Please copy every line from the records below that contains the string "ventrem".

Information ->
▬▬▬

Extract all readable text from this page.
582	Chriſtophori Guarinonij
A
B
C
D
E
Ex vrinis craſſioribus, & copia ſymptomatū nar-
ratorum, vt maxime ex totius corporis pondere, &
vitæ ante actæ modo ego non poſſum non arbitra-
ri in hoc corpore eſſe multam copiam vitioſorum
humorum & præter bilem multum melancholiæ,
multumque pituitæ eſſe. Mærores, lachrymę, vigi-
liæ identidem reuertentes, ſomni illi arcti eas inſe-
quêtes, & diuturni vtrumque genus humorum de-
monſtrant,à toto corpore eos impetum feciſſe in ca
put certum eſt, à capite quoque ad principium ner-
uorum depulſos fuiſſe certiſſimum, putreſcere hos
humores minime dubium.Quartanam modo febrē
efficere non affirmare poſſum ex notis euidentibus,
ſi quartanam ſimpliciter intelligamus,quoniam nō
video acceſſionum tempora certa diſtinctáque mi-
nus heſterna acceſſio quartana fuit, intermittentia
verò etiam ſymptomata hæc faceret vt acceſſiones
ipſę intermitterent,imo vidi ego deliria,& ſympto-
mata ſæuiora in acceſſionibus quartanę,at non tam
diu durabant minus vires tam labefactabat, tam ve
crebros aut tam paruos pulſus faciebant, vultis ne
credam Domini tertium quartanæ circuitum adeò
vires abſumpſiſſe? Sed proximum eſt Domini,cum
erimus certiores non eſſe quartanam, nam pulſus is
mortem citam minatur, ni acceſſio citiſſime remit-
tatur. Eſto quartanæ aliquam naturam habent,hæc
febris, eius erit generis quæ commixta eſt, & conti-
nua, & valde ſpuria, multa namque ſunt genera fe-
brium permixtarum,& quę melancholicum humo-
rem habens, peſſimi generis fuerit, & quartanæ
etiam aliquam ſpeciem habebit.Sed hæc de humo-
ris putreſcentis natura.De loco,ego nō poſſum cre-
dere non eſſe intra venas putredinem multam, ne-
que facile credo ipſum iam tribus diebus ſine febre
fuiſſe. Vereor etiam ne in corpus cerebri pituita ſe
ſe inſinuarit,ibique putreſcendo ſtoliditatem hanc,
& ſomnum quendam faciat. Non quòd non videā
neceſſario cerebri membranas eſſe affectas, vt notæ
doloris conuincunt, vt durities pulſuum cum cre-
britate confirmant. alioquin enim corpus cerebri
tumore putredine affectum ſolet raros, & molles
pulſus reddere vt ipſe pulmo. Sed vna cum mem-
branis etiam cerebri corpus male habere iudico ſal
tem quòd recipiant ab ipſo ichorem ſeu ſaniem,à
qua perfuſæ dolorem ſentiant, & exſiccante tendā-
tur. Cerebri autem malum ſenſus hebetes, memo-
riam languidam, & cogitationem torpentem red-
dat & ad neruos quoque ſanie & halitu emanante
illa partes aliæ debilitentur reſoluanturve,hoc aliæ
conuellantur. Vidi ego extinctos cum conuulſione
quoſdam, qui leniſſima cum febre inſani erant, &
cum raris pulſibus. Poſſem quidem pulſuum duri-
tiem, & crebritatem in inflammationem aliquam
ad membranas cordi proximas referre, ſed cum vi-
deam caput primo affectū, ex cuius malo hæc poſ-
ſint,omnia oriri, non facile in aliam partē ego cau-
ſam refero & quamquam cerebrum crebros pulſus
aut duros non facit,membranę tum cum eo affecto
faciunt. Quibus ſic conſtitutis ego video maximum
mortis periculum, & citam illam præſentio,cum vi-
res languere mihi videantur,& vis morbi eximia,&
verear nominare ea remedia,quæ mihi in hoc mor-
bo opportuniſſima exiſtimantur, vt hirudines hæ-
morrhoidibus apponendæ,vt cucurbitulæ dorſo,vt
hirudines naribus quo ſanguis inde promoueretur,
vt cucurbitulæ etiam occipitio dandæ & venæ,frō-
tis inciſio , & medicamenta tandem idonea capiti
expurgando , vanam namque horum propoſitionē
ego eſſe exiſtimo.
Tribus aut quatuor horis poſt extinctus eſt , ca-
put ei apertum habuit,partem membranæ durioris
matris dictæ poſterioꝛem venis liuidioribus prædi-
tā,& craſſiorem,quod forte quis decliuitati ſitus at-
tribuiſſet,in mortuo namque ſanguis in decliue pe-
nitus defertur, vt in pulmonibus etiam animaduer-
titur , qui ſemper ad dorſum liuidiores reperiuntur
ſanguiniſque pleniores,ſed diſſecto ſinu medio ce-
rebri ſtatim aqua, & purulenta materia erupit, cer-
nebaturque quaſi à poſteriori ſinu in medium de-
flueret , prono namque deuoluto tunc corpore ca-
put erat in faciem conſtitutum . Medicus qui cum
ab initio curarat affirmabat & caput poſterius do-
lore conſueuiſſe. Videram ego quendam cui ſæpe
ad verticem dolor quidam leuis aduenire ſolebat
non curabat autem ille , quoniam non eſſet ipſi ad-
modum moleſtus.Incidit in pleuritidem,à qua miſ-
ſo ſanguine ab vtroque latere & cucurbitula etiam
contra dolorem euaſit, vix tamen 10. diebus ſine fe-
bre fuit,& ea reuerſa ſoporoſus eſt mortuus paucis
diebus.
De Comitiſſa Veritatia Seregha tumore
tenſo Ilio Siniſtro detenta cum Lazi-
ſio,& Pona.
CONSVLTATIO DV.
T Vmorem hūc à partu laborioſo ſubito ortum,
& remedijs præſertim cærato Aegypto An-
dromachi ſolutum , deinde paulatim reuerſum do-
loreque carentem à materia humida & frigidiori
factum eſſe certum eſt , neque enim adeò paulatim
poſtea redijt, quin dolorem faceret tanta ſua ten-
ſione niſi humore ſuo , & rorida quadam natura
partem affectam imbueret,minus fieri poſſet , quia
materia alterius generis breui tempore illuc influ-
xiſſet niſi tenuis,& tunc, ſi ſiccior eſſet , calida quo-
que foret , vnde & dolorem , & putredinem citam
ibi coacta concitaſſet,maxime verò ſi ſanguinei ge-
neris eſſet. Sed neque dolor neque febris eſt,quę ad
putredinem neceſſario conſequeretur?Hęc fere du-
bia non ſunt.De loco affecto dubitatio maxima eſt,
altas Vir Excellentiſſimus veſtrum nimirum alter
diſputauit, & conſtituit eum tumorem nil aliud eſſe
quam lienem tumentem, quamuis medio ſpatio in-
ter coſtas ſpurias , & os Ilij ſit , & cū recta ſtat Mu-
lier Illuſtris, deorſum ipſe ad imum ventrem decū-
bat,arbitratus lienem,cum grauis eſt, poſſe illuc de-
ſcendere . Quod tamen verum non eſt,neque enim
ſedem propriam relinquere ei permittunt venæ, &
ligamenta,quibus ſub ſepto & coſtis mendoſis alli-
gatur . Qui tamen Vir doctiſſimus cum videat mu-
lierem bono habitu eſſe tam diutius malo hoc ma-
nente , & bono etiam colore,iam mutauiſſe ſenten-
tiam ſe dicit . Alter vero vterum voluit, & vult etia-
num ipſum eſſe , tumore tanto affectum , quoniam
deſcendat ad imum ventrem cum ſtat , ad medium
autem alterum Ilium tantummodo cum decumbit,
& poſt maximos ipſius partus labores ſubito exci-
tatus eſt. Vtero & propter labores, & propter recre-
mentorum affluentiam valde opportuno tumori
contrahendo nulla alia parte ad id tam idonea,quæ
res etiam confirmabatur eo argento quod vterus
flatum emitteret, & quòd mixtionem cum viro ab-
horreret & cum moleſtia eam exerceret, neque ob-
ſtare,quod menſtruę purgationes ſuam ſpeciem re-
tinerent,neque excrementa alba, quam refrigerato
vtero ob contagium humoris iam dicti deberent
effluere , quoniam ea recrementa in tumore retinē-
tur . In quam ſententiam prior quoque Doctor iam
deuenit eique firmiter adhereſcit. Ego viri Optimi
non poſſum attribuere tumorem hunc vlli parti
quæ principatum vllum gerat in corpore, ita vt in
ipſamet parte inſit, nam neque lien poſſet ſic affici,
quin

▬▬▬

Response for this exercise ->
lier Illuſtris, deorſum ipſe ad imum ventrem decū-
deſcendat ad imum ventrem cum ſtat , ad medium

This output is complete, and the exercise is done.